REQUIRED TASK: For each line of the data below that holds "aikaa", copy the line.

RECORDS FOR THIS EXERCISE:
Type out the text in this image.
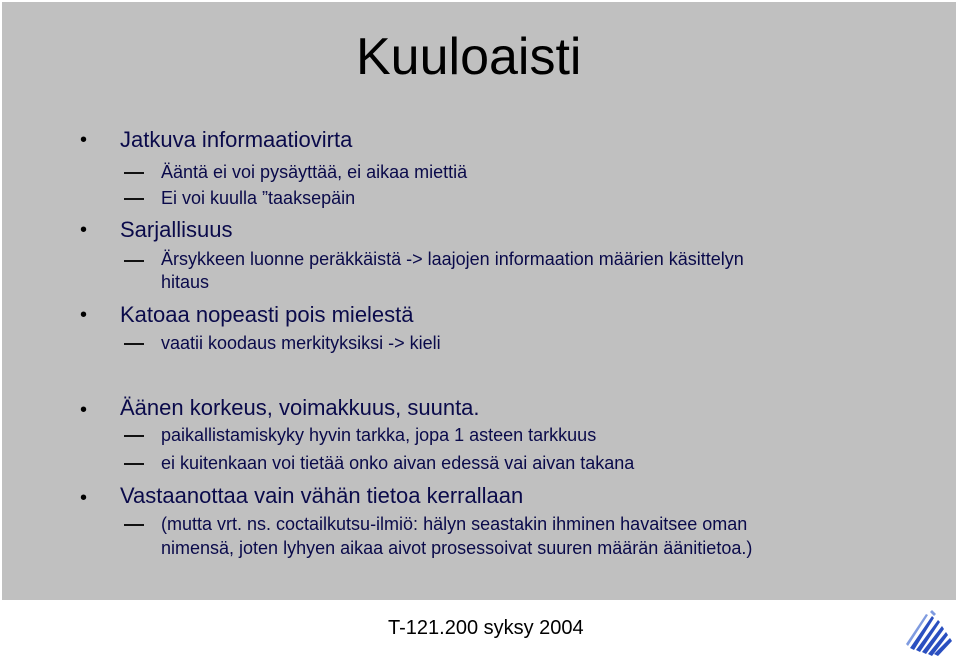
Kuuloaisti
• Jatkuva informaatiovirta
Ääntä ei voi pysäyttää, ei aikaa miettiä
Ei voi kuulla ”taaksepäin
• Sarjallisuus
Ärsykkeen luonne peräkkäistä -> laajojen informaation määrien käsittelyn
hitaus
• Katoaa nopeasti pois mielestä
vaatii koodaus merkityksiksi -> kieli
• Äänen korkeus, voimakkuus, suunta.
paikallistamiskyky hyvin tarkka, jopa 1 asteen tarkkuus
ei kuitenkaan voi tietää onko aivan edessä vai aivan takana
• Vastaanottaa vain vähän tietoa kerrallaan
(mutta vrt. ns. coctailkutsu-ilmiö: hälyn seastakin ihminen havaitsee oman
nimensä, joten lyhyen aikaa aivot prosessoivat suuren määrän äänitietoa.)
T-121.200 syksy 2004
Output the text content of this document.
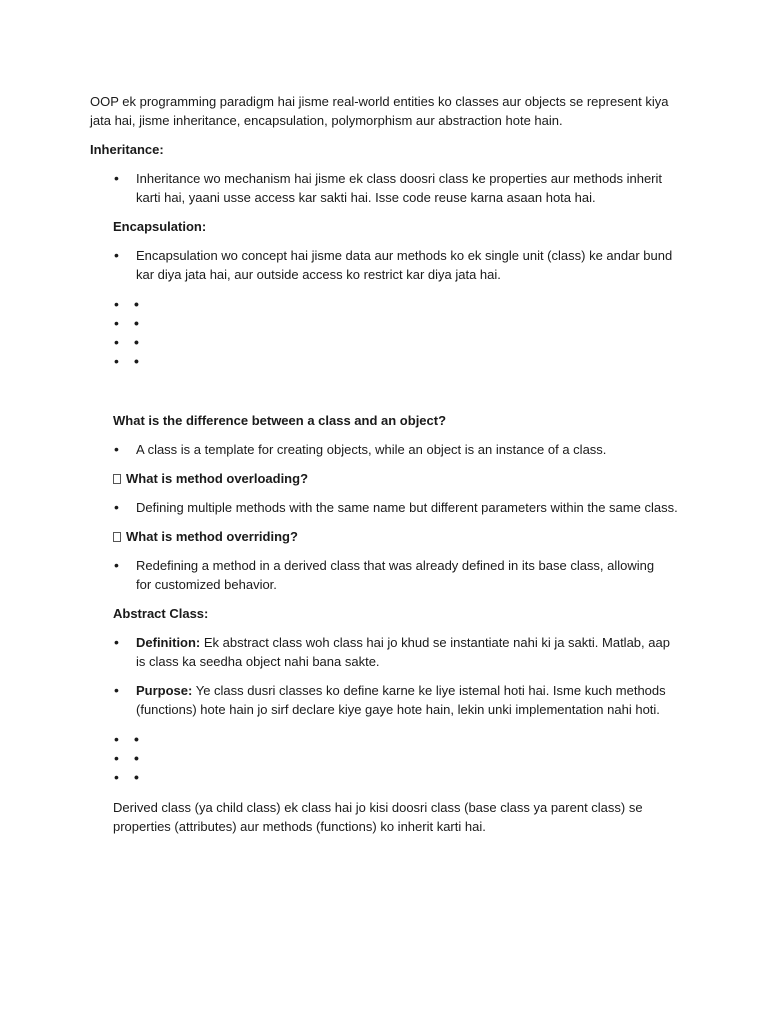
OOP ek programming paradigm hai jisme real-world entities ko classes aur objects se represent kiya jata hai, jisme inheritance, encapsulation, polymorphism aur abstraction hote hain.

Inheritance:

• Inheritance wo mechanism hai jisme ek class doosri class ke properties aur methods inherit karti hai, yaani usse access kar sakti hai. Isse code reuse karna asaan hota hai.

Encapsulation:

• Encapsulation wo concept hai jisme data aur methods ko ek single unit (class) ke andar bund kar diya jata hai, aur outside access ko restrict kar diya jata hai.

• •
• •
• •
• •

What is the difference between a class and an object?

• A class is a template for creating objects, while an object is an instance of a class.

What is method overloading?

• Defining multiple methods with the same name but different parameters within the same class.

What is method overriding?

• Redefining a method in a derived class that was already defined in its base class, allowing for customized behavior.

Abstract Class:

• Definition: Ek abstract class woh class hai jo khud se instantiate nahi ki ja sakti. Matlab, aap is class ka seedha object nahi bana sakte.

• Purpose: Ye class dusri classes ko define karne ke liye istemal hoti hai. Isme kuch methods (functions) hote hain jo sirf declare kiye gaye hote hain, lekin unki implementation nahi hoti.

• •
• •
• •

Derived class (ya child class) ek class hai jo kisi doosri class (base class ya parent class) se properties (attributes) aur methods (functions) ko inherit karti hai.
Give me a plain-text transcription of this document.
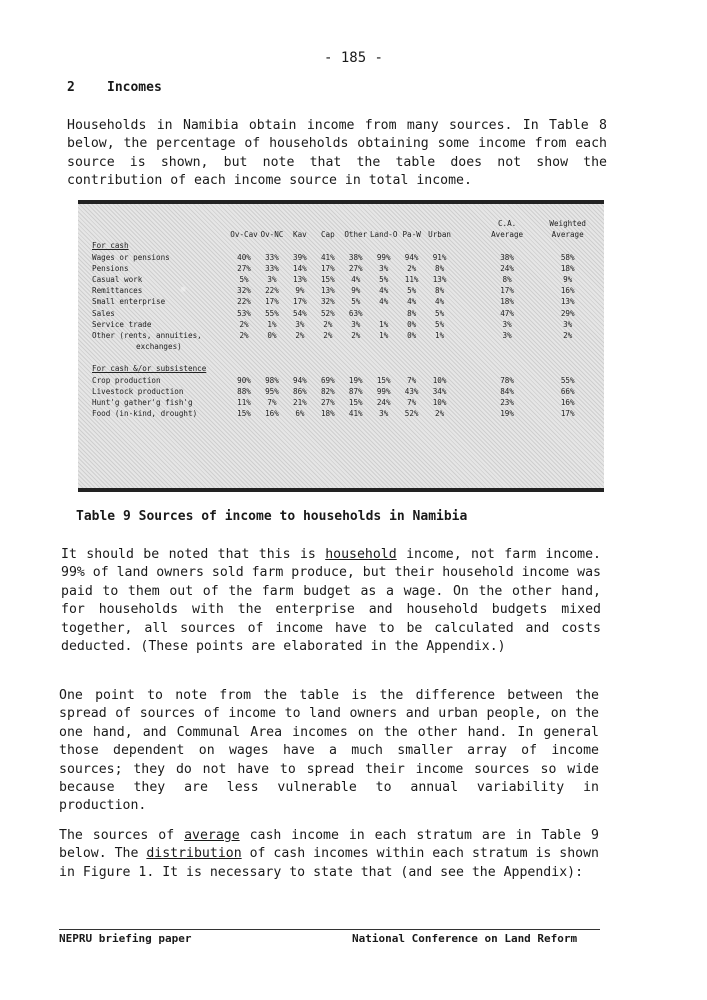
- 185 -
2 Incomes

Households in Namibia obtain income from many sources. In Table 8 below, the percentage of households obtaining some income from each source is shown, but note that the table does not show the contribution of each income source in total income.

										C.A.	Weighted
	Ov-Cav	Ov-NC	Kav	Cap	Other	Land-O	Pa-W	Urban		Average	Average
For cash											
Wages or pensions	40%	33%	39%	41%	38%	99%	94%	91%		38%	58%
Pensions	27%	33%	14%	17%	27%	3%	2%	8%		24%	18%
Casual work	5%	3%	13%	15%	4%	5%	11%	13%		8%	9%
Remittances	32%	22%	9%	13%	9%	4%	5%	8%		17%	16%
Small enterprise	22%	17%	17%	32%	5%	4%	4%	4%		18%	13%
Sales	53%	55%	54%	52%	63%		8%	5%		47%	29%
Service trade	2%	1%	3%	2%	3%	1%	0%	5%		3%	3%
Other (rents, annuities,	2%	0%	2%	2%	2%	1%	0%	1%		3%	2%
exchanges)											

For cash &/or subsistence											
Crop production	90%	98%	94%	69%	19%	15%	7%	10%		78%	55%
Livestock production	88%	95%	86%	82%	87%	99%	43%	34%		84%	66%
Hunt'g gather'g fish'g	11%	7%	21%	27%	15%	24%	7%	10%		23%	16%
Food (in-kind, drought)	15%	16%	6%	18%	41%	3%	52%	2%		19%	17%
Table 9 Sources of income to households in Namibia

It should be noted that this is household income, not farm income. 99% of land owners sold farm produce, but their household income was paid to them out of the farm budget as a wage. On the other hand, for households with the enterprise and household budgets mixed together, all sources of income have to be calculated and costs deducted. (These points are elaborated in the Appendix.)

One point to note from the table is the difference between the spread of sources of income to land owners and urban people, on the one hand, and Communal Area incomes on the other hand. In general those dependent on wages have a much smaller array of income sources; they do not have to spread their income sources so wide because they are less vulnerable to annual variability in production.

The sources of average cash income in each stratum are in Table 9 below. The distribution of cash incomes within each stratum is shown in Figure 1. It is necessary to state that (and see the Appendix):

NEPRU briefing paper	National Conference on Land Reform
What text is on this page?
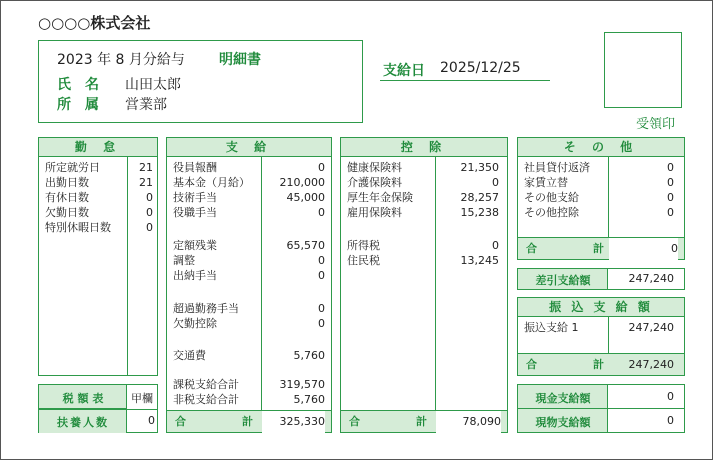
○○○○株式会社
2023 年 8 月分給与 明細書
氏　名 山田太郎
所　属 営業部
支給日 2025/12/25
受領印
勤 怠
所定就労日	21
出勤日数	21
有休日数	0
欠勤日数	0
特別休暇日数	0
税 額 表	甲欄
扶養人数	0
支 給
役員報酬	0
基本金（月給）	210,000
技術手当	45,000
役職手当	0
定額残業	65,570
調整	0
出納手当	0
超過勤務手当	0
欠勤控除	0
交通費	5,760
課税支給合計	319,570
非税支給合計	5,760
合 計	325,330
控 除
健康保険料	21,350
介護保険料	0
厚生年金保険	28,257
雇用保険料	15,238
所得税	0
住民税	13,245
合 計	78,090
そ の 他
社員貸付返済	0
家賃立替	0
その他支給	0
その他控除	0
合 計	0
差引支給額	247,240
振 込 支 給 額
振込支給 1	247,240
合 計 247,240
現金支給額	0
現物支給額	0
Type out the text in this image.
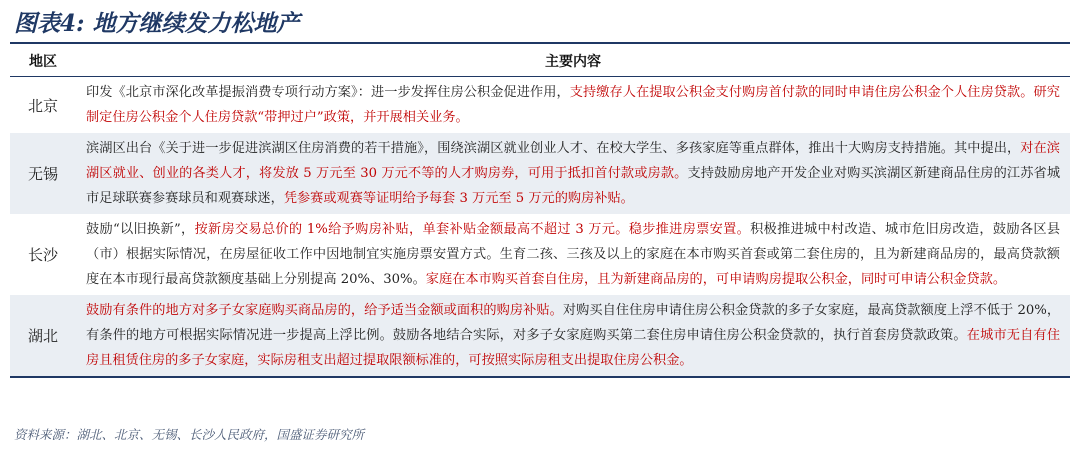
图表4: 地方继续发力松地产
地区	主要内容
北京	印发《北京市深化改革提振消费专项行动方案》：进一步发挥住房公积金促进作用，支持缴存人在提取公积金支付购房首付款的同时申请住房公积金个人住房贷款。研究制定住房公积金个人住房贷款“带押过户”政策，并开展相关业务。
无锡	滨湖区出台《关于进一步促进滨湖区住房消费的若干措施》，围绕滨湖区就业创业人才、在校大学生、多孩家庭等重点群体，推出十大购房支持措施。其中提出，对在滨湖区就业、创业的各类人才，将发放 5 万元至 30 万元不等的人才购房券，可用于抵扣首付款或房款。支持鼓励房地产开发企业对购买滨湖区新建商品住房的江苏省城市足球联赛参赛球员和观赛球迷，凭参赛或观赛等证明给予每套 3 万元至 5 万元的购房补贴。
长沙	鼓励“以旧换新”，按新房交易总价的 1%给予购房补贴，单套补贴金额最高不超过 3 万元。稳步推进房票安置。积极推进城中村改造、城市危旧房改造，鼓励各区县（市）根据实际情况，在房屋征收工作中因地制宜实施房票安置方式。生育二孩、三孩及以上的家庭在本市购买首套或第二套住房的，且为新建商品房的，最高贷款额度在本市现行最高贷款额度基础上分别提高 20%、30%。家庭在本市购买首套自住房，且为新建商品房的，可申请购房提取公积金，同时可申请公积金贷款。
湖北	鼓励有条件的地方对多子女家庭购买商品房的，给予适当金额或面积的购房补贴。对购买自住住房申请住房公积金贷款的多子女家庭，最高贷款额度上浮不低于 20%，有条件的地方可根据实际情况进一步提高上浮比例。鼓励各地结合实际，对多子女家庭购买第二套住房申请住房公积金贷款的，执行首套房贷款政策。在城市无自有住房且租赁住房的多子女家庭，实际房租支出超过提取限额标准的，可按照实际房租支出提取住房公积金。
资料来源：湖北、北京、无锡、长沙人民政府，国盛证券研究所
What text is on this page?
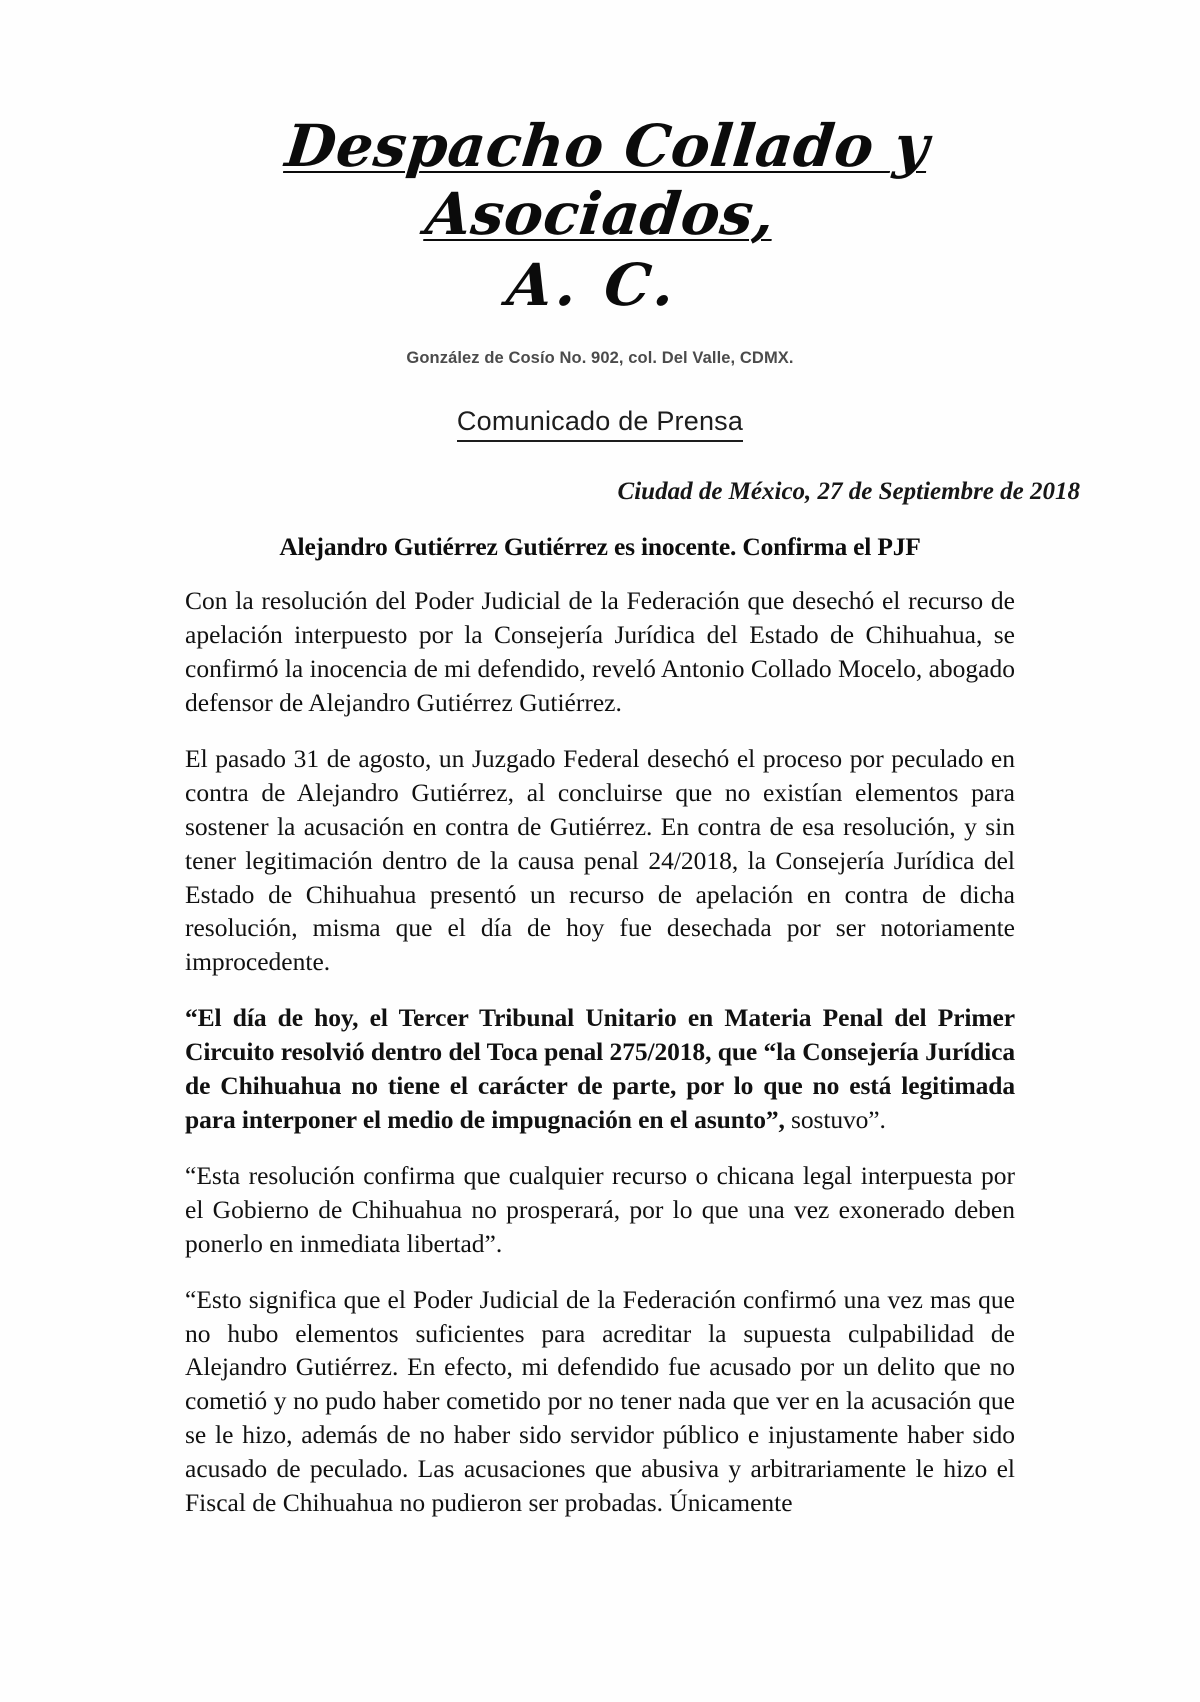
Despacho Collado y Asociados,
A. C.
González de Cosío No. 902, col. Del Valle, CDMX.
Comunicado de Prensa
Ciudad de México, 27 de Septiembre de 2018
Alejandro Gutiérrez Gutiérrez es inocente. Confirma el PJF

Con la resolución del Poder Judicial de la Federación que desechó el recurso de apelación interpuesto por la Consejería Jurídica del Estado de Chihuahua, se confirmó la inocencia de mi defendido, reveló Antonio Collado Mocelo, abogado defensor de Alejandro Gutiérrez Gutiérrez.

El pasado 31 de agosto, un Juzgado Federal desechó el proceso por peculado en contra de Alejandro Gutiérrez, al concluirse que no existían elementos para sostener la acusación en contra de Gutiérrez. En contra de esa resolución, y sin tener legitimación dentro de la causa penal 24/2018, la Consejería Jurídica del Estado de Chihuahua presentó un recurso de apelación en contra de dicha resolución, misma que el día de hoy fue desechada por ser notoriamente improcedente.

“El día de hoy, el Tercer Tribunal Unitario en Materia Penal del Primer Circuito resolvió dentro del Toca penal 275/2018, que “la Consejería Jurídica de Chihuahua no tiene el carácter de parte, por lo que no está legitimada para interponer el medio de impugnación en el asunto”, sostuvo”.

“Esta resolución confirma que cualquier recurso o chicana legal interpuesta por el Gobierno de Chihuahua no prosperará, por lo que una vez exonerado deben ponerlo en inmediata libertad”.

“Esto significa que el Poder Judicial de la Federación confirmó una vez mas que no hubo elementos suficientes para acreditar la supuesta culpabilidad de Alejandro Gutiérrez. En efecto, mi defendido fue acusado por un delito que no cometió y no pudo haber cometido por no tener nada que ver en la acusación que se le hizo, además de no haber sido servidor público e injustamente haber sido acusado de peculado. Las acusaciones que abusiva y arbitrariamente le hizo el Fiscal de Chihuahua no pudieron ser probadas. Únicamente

TASK SOLUTION:
Ääntä ei voi pysäyttää, ei aikaa miettiä
nimensä, joten lyhyen aikaa aivot prosessoivat suuren määrän äänitietoa.)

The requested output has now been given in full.